(Collection entries)
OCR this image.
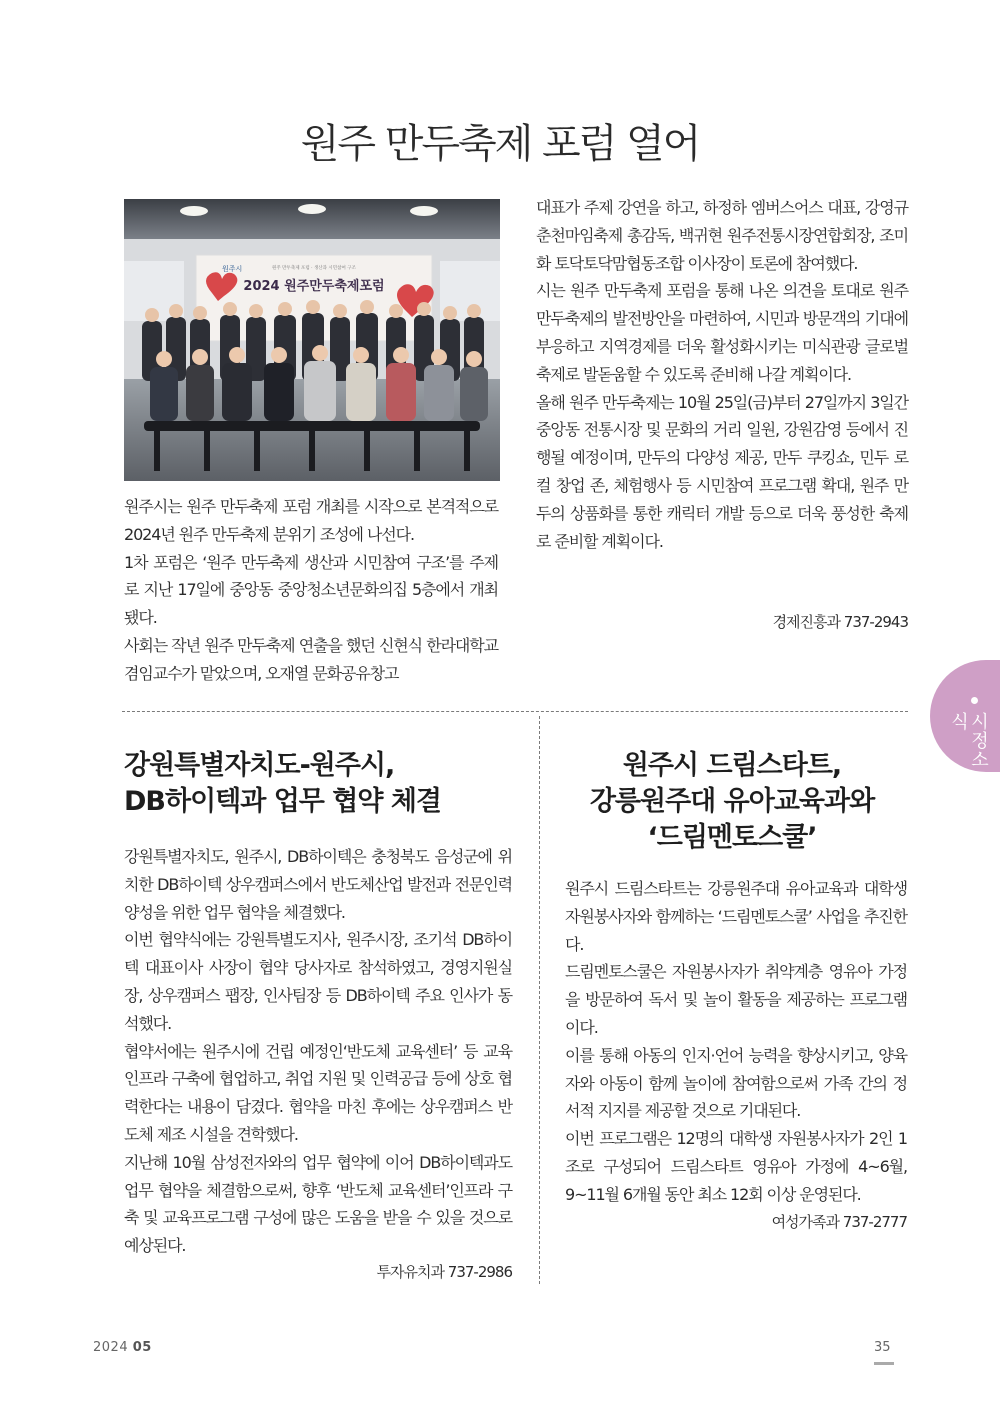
원주 만두축제 포럼 열어
원주시	원주 만두축제 포럼 · 생산과 시민참여 구조
2024 원주만두축제포럼

원주시는 원주 만두축제 포럼 개최를 시작으로 본격적으로 2024년 원주 만두축제 분위기 조성에 나선다.

1차 포럼은 ‘원주 만두축제 생산과 시민참여 구조’를 주제로 지난 17일에 중앙동 중앙청소년문화의집 5층에서 개최됐다.

사회는 작년 원주 만두축제 연출을 했던 신현식 한라대학교 겸임교수가 맡았으며, 오재열 문화공유창고

대표가 주제 강연을 하고, 하정하 엠버스어스 대표, 강영규 춘천마임축제 총감독, 백귀현 원주전통시장연합회장, 조미화 토닥토닥맘협동조합 이사장이 토론에 참여했다.

시는 원주 만두축제 포럼을 통해 나온 의견을 토대로 원주 만두축제의 발전방안을 마련하여, 시민과 방문객의 기대에 부응하고 지역경제를 더욱 활성화시키는 미식관광 글로벌 축제로 발돋움할 수 있도록 준비해 나갈 계획이다.

올해 원주 만두축제는 10월 25일(금)부터 27일까지 3일간 중앙동 전통시장 및 문화의 거리 일원, 강원감영 등에서 진행될 예정이며, 만두의 다양성 제공, 만두 쿠킹쇼, 민두 로컬 창업 존, 체험행사 등 시민참여 프로그램 확대, 원주 만두의 상품화를 통한 캐릭터 개발 등으로 더욱 풍성한 축제로 준비할 계획이다.

경제진흥과 737-2943
강원특별자치도-원주시,
DB하이텍과 업무 협약 체결

강원특별자치도, 원주시, DB하이텍은 충청북도 음성군에 위치한 DB하이텍 상우캠퍼스에서 반도체산업 발전과 전문인력 양성을 위한 업무 협약을 체결했다.

이번 협약식에는 강원특별도지사, 원주시장, 조기석 DB하이텍 대표이사 사장이 협약 당사자로 참석하였고, 경영지원실장, 상우캠퍼스 팹장, 인사팀장 등 DB하이텍 주요 인사가 동석했다.

협약서에는 원주시에 건립 예정인‘반도체 교육센터’ 등 교육인프라 구축에 협업하고, 취업 지원 및 인력공급 등에 상호 협력한다는 내용이 담겼다. 협약을 마친 후에는 상우캠퍼스 반도체 제조 시설을 견학했다.

지난해 10월 삼성전자와의 업무 협약에 이어 DB하이텍과도 업무 협약을 체결함으로써, 향후 ‘반도체 교육센터’인프라 구축 및 교육프로그램 구성에 많은 도움을 받을 수 있을 것으로 예상된다.

투자유치과 737-2986
원주시 드림스타트,
강릉원주대 유아교육과와
‘드림멘토스쿨’

원주시 드림스타트는 강릉원주대 유아교육과 대학생 자원봉사자와 함께하는 ‘드림멘토스쿨’ 사업을 추진한다.

드림멘토스쿨은 자원봉사자가 취약계층 영유아 가정을 방문하여 독서 및 놀이 활동을 제공하는 프로그램이다.

이를 통해 아동의 인지·언어 능력을 향상시키고, 양육자와 아동이 함께 놀이에 참여함으로써 가족 간의 정서적 지지를 제공할 것으로 기대된다.

이번 프로그램은 12명의 대학생 자원봉사자가 2인 1조로 구성되어 드림스타트 영유아 가정에 4~6월, 9~11월 6개월 동안 최소 12회 이상 운영된다.

여성가족과 737-2777
시정소식
2024 05	35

_Goal_: Pull every line containing the word "교육센터" out of the material.

_Full output_:
협약서에는 원주시에 건립 예정인‘반도체 교육센터’ 등 교육인프라 구축에 협업하고, 취업 지원 및 인력공급 등에 상호 협력한다는 내용이 담겼다. 협약을 마친 후에는 상우캠퍼스 반도체 제조 시설을 견학했다.
지난해 10월 삼성전자와의 업무 협약에 이어 DB하이텍과도 업무 협약을 체결함으로써, 향후 ‘반도체 교육센터’인프라 구축 및 교육프로그램 구성에 많은 도움을 받을 수 있을 것으로 예상된다.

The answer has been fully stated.